▶ Goal
Without the pictures, can you quote each line below exactly?

(Records contained in a dataset)
——————————

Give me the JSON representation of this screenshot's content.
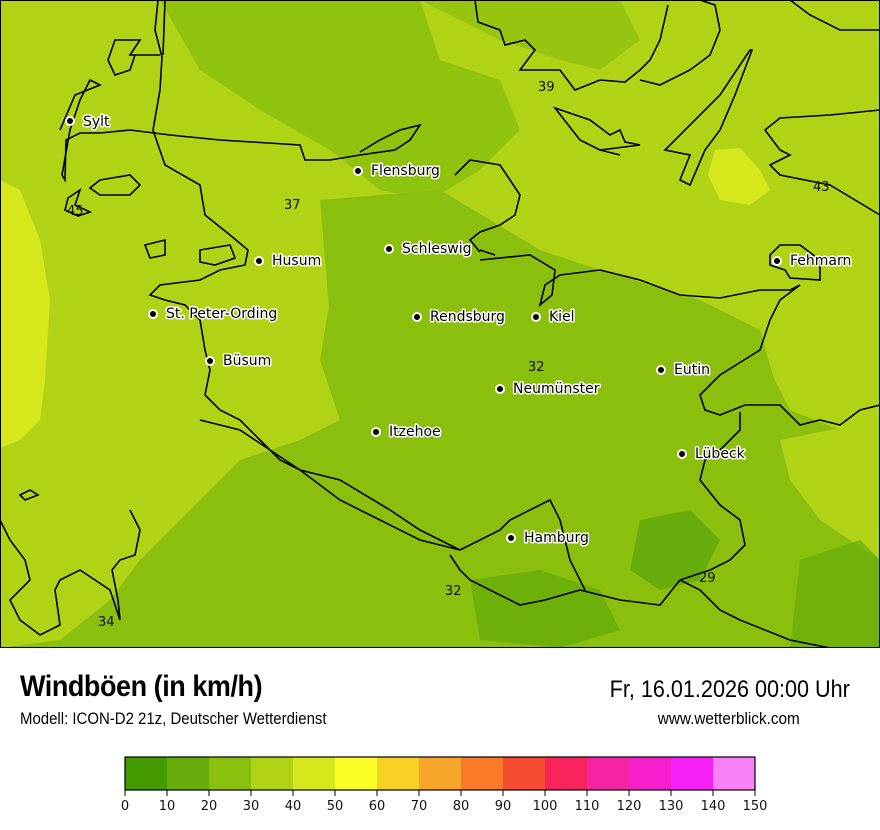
{
  "header": {
    "title": "Windböen (in km/h)",
    "subtitle": "Modell: ICON-D2 21z, Deutscher Wetterdienst",
    "datetime": "Fr, 16.01.2026 00:00 Uhr",
    "website": "www.wetterblick.com"
  },
  "map": {
    "cities": [
      {
        "name": "Sylt"
      },
      {
        "name": "Flensburg"
      },
      {
        "name": "Husum"
      },
      {
        "name": "Schleswig"
      },
      {
        "name": "Fehmarn"
      },
      {
        "name": "St. Peter-Ording"
      },
      {
        "name": "Rendsburg"
      },
      {
        "name": "Kiel"
      },
      {
        "name": "Büsum"
      },
      {
        "name": "Neumünster"
      },
      {
        "name": "Eutin"
      },
      {
        "name": "Itzehoe"
      },
      {
        "name": "Lübeck"
      },
      {
        "name": "Hamburg"
      }
    ],
    "values": [
      "39",
      "37",
      "45",
      "43",
      "32",
      "32",
      "29",
      "34"
    ]
  },
  "legend": {
    "unit": "km/h",
    "ticks": [
      "0",
      "10",
      "20",
      "30",
      "40",
      "50",
      "60",
      "70",
      "80",
      "90",
      "100",
      "110",
      "120",
      "130",
      "140",
      "150"
    ],
    "colors": [
      "#439a00",
      "#66ac0a",
      "#8bbf0d",
      "#b1d316",
      "#d6e81b",
      "#fafd25",
      "#f9d124",
      "#f8a52c",
      "#f97b2a",
      "#f64c31",
      "#f7235a",
      "#f424a2",
      "#f520cb",
      "#f61ff6",
      "#f980f7"
    ]
  }
}
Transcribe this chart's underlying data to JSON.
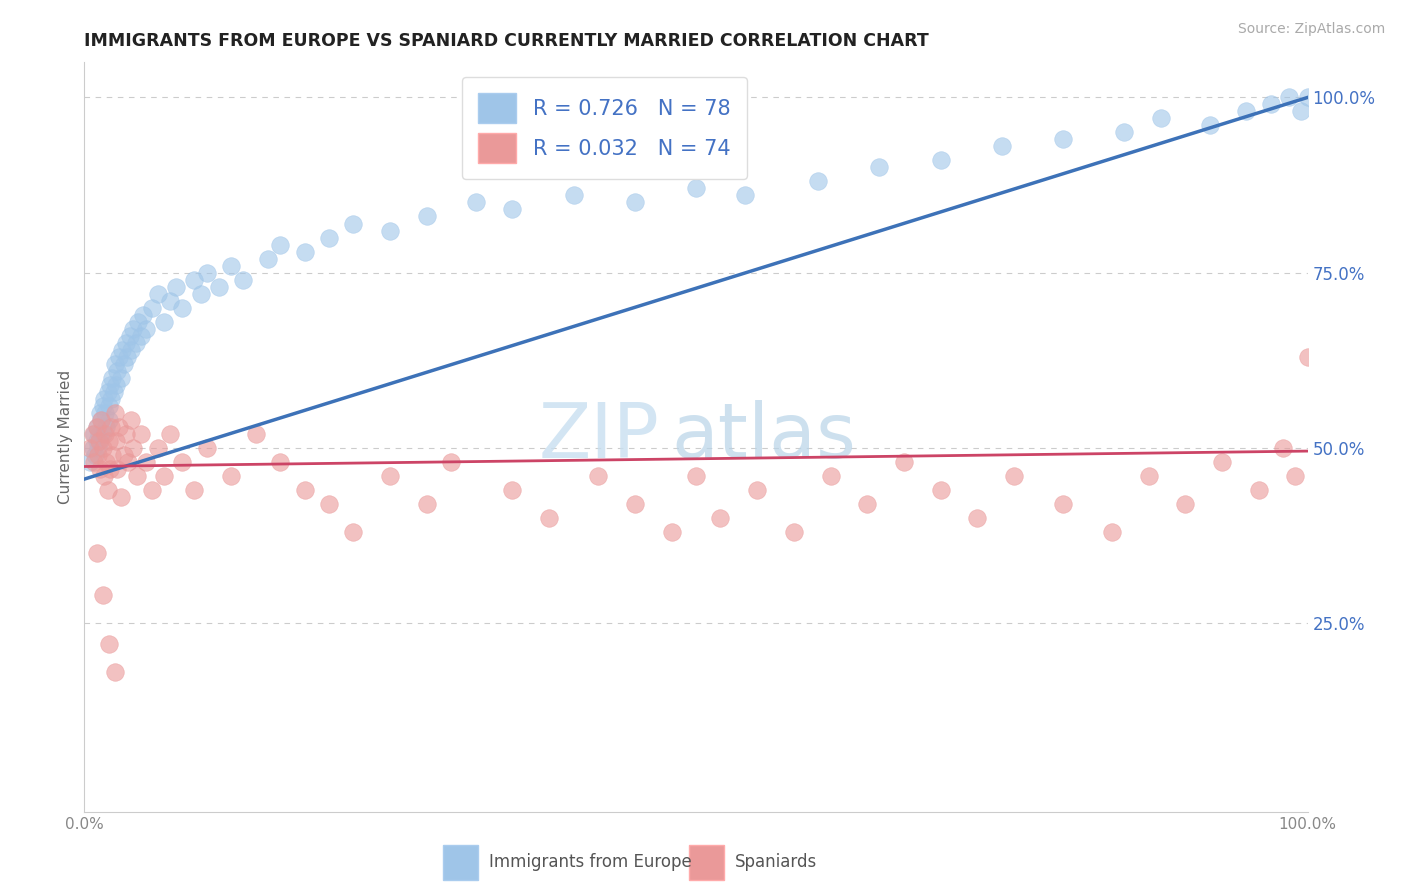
{
  "title": "IMMIGRANTS FROM EUROPE VS SPANIARD CURRENTLY MARRIED CORRELATION CHART",
  "source": "Source: ZipAtlas.com",
  "ylabel": "Currently Married",
  "legend_label1": "Immigrants from Europe",
  "legend_label2": "Spaniards",
  "R1": 0.726,
  "N1": 78,
  "R2": 0.032,
  "N2": 74,
  "color1": "#9fc5e8",
  "color2": "#ea9999",
  "line_color1": "#3d72b8",
  "line_color2": "#cc4466",
  "background_color": "#ffffff",
  "grid_color": "#cccccc",
  "tick_label_color": "#4472c4",
  "axis_label_color": "#666666",
  "source_color": "#aaaaaa",
  "watermark_color": "#c8dff0",
  "blue_x": [
    0.005,
    0.007,
    0.008,
    0.009,
    0.01,
    0.01,
    0.011,
    0.012,
    0.013,
    0.013,
    0.014,
    0.015,
    0.015,
    0.016,
    0.017,
    0.018,
    0.019,
    0.02,
    0.02,
    0.021,
    0.022,
    0.023,
    0.024,
    0.025,
    0.026,
    0.027,
    0.028,
    0.03,
    0.031,
    0.032,
    0.034,
    0.035,
    0.037,
    0.038,
    0.04,
    0.042,
    0.044,
    0.046,
    0.048,
    0.05,
    0.055,
    0.06,
    0.065,
    0.07,
    0.075,
    0.08,
    0.09,
    0.095,
    0.1,
    0.11,
    0.12,
    0.13,
    0.15,
    0.16,
    0.18,
    0.2,
    0.22,
    0.25,
    0.28,
    0.32,
    0.35,
    0.4,
    0.45,
    0.5,
    0.54,
    0.6,
    0.65,
    0.7,
    0.75,
    0.8,
    0.85,
    0.88,
    0.92,
    0.95,
    0.97,
    0.985,
    0.995,
    1.0
  ],
  "blue_y": [
    0.48,
    0.5,
    0.52,
    0.49,
    0.51,
    0.53,
    0.5,
    0.52,
    0.55,
    0.51,
    0.54,
    0.56,
    0.52,
    0.57,
    0.55,
    0.53,
    0.58,
    0.56,
    0.54,
    0.59,
    0.57,
    0.6,
    0.58,
    0.62,
    0.59,
    0.61,
    0.63,
    0.6,
    0.64,
    0.62,
    0.65,
    0.63,
    0.66,
    0.64,
    0.67,
    0.65,
    0.68,
    0.66,
    0.69,
    0.67,
    0.7,
    0.72,
    0.68,
    0.71,
    0.73,
    0.7,
    0.74,
    0.72,
    0.75,
    0.73,
    0.76,
    0.74,
    0.77,
    0.79,
    0.78,
    0.8,
    0.82,
    0.81,
    0.83,
    0.85,
    0.84,
    0.86,
    0.85,
    0.87,
    0.86,
    0.88,
    0.9,
    0.91,
    0.93,
    0.94,
    0.95,
    0.97,
    0.96,
    0.98,
    0.99,
    1.0,
    0.98,
    1.0
  ],
  "pink_x": [
    0.005,
    0.007,
    0.008,
    0.01,
    0.011,
    0.012,
    0.013,
    0.014,
    0.015,
    0.016,
    0.017,
    0.018,
    0.019,
    0.02,
    0.021,
    0.022,
    0.023,
    0.025,
    0.026,
    0.027,
    0.028,
    0.03,
    0.032,
    0.034,
    0.036,
    0.038,
    0.04,
    0.043,
    0.046,
    0.05,
    0.055,
    0.06,
    0.065,
    0.07,
    0.08,
    0.09,
    0.1,
    0.12,
    0.14,
    0.16,
    0.18,
    0.2,
    0.22,
    0.25,
    0.28,
    0.3,
    0.35,
    0.38,
    0.42,
    0.45,
    0.48,
    0.5,
    0.52,
    0.55,
    0.58,
    0.61,
    0.64,
    0.67,
    0.7,
    0.73,
    0.76,
    0.8,
    0.84,
    0.87,
    0.9,
    0.93,
    0.96,
    0.98,
    0.99,
    1.0,
    0.01,
    0.015,
    0.02,
    0.025
  ],
  "pink_y": [
    0.5,
    0.52,
    0.48,
    0.53,
    0.49,
    0.51,
    0.47,
    0.54,
    0.5,
    0.46,
    0.52,
    0.48,
    0.44,
    0.51,
    0.47,
    0.53,
    0.49,
    0.55,
    0.51,
    0.47,
    0.53,
    0.43,
    0.49,
    0.52,
    0.48,
    0.54,
    0.5,
    0.46,
    0.52,
    0.48,
    0.44,
    0.5,
    0.46,
    0.52,
    0.48,
    0.44,
    0.5,
    0.46,
    0.52,
    0.48,
    0.44,
    0.42,
    0.38,
    0.46,
    0.42,
    0.48,
    0.44,
    0.4,
    0.46,
    0.42,
    0.38,
    0.46,
    0.4,
    0.44,
    0.38,
    0.46,
    0.42,
    0.48,
    0.44,
    0.4,
    0.46,
    0.42,
    0.38,
    0.46,
    0.42,
    0.48,
    0.44,
    0.5,
    0.46,
    0.63,
    0.35,
    0.29,
    0.22,
    0.18
  ],
  "blue_line_x": [
    0.0,
    1.0
  ],
  "blue_line_y": [
    0.455,
    1.0
  ],
  "pink_line_x": [
    0.0,
    1.0
  ],
  "pink_line_y": [
    0.473,
    0.495
  ],
  "ylim": [
    -0.02,
    1.05
  ],
  "xlim": [
    0.0,
    1.0
  ],
  "yticks": [
    0.25,
    0.5,
    0.75,
    1.0
  ],
  "xticks": [
    0.0,
    1.0
  ]
}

——————————

▶ Result
Give me the JSON representation of this screenshot's content.
{
  "header": {
    "title": "Windböen (in km/h)",
    "subtitle": "Modell: ICON-D2 21z, Deutscher Wetterdienst",
    "datetime": "Fr, 16.01.2026 00:00 Uhr",
    "website": "www.wetterblick.com"
  },
  "map": {
    "cities": [
      {
        "name": "Sylt"
      },
      {
        "name": "Flensburg"
      },
      {
        "name": "Husum"
      },
      {
        "name": "Schleswig"
      },
      {
        "name": "Fehmarn"
      },
      {
        "name": "St. Peter-Ording"
      },
      {
        "name": "Rendsburg"
      },
      {
        "name": "Kiel"
      },
      {
        "name": "Büsum"
      },
      {
        "name": "Neumünster"
      },
      {
        "name": "Eutin"
      },
      {
        "name": "Itzehoe"
      },
      {
        "name": "Lübeck"
      },
      {
        "name": "Hamburg"
      }
    ],
    "values": [
      "39",
      "37",
      "45",
      "43",
      "32",
      "32",
      "29",
      "34"
    ]
  },
  "legend": {
    "unit": "km/h",
    "ticks": [
      "0",
      "10",
      "20",
      "30",
      "40",
      "50",
      "60",
      "70",
      "80",
      "90",
      "100",
      "110",
      "120",
      "130",
      "140",
      "150"
    ],
    "colors": [
      "#439a00",
      "#66ac0a",
      "#8bbf0d",
      "#b1d316",
      "#d6e81b",
      "#fafd25",
      "#f9d124",
      "#f8a52c",
      "#f97b2a",
      "#f64c31",
      "#f7235a",
      "#f424a2",
      "#f520cb",
      "#f61ff6",
      "#f980f7"
    ]
  }
}
Transcribe this chart's underlying data to JSON.
{
  "title": "IMMIGRANTS FROM EUROPE VS SPANIARD CURRENTLY MARRIED CORRELATION CHART",
  "source": "Source: ZipAtlas.com",
  "ylabel": "Currently Married",
  "legend_label1": "Immigrants from Europe",
  "legend_label2": "Spaniards",
  "R1": 0.726,
  "N1": 78,
  "R2": 0.032,
  "N2": 74,
  "color1": "#9fc5e8",
  "color2": "#ea9999",
  "line_color1": "#3d72b8",
  "line_color2": "#cc4466",
  "background_color": "#ffffff",
  "grid_color": "#cccccc",
  "tick_label_color": "#4472c4",
  "axis_label_color": "#666666",
  "source_color": "#aaaaaa",
  "watermark_color": "#c8dff0",
  "blue_x": [
    0.005,
    0.007,
    0.008,
    0.009,
    0.01,
    0.01,
    0.011,
    0.012,
    0.013,
    0.013,
    0.014,
    0.015,
    0.015,
    0.016,
    0.017,
    0.018,
    0.019,
    0.02,
    0.02,
    0.021,
    0.022,
    0.023,
    0.024,
    0.025,
    0.026,
    0.027,
    0.028,
    0.03,
    0.031,
    0.032,
    0.034,
    0.035,
    0.037,
    0.038,
    0.04,
    0.042,
    0.044,
    0.046,
    0.048,
    0.05,
    0.055,
    0.06,
    0.065,
    0.07,
    0.075,
    0.08,
    0.09,
    0.095,
    0.1,
    0.11,
    0.12,
    0.13,
    0.15,
    0.16,
    0.18,
    0.2,
    0.22,
    0.25,
    0.28,
    0.32,
    0.35,
    0.4,
    0.45,
    0.5,
    0.54,
    0.6,
    0.65,
    0.7,
    0.75,
    0.8,
    0.85,
    0.88,
    0.92,
    0.95,
    0.97,
    0.985,
    0.995,
    1.0
  ],
  "blue_y": [
    0.48,
    0.5,
    0.52,
    0.49,
    0.51,
    0.53,
    0.5,
    0.52,
    0.55,
    0.51,
    0.54,
    0.56,
    0.52,
    0.57,
    0.55,
    0.53,
    0.58,
    0.56,
    0.54,
    0.59,
    0.57,
    0.6,
    0.58,
    0.62,
    0.59,
    0.61,
    0.63,
    0.6,
    0.64,
    0.62,
    0.65,
    0.63,
    0.66,
    0.64,
    0.67,
    0.65,
    0.68,
    0.66,
    0.69,
    0.67,
    0.7,
    0.72,
    0.68,
    0.71,
    0.73,
    0.7,
    0.74,
    0.72,
    0.75,
    0.73,
    0.76,
    0.74,
    0.77,
    0.79,
    0.78,
    0.8,
    0.82,
    0.81,
    0.83,
    0.85,
    0.84,
    0.86,
    0.85,
    0.87,
    0.86,
    0.88,
    0.9,
    0.91,
    0.93,
    0.94,
    0.95,
    0.97,
    0.96,
    0.98,
    0.99,
    1.0,
    0.98,
    1.0
  ],
  "pink_x": [
    0.005,
    0.007,
    0.008,
    0.01,
    0.011,
    0.012,
    0.013,
    0.014,
    0.015,
    0.016,
    0.017,
    0.018,
    0.019,
    0.02,
    0.021,
    0.022,
    0.023,
    0.025,
    0.026,
    0.027,
    0.028,
    0.03,
    0.032,
    0.034,
    0.036,
    0.038,
    0.04,
    0.043,
    0.046,
    0.05,
    0.055,
    0.06,
    0.065,
    0.07,
    0.08,
    0.09,
    0.1,
    0.12,
    0.14,
    0.16,
    0.18,
    0.2,
    0.22,
    0.25,
    0.28,
    0.3,
    0.35,
    0.38,
    0.42,
    0.45,
    0.48,
    0.5,
    0.52,
    0.55,
    0.58,
    0.61,
    0.64,
    0.67,
    0.7,
    0.73,
    0.76,
    0.8,
    0.84,
    0.87,
    0.9,
    0.93,
    0.96,
    0.98,
    0.99,
    1.0,
    0.01,
    0.015,
    0.02,
    0.025
  ],
  "pink_y": [
    0.5,
    0.52,
    0.48,
    0.53,
    0.49,
    0.51,
    0.47,
    0.54,
    0.5,
    0.46,
    0.52,
    0.48,
    0.44,
    0.51,
    0.47,
    0.53,
    0.49,
    0.55,
    0.51,
    0.47,
    0.53,
    0.43,
    0.49,
    0.52,
    0.48,
    0.54,
    0.5,
    0.46,
    0.52,
    0.48,
    0.44,
    0.5,
    0.46,
    0.52,
    0.48,
    0.44,
    0.5,
    0.46,
    0.52,
    0.48,
    0.44,
    0.42,
    0.38,
    0.46,
    0.42,
    0.48,
    0.44,
    0.4,
    0.46,
    0.42,
    0.38,
    0.46,
    0.4,
    0.44,
    0.38,
    0.46,
    0.42,
    0.48,
    0.44,
    0.4,
    0.46,
    0.42,
    0.38,
    0.46,
    0.42,
    0.48,
    0.44,
    0.5,
    0.46,
    0.63,
    0.35,
    0.29,
    0.22,
    0.18
  ],
  "blue_line_x": [
    0.0,
    1.0
  ],
  "blue_line_y": [
    0.455,
    1.0
  ],
  "pink_line_x": [
    0.0,
    1.0
  ],
  "pink_line_y": [
    0.473,
    0.495
  ],
  "ylim": [
    -0.02,
    1.05
  ],
  "xlim": [
    0.0,
    1.0
  ],
  "yticks": [
    0.25,
    0.5,
    0.75,
    1.0
  ],
  "xticks": [
    0.0,
    1.0
  ]
}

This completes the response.